**What to produce**. Find every line with the word "opozorila". Copy those lines.

**Data supplied**.
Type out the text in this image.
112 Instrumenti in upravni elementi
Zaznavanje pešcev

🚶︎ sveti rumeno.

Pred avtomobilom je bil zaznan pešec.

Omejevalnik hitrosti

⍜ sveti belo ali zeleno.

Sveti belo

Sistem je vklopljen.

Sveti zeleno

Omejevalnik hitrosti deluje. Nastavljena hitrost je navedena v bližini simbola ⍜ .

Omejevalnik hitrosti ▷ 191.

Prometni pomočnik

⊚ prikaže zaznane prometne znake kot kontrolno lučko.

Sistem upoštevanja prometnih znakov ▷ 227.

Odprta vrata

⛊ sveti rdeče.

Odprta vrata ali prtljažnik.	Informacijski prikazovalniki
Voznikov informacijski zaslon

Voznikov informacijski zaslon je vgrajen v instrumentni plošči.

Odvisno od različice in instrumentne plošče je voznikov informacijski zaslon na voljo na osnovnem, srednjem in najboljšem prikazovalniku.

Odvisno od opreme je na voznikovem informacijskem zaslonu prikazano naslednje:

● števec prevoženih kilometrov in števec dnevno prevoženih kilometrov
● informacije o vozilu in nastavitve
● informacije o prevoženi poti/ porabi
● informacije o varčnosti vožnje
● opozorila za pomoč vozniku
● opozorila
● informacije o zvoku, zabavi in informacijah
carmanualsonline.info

**Answer to the problem**.
● opozorila za pomoč vozniku
● opozorila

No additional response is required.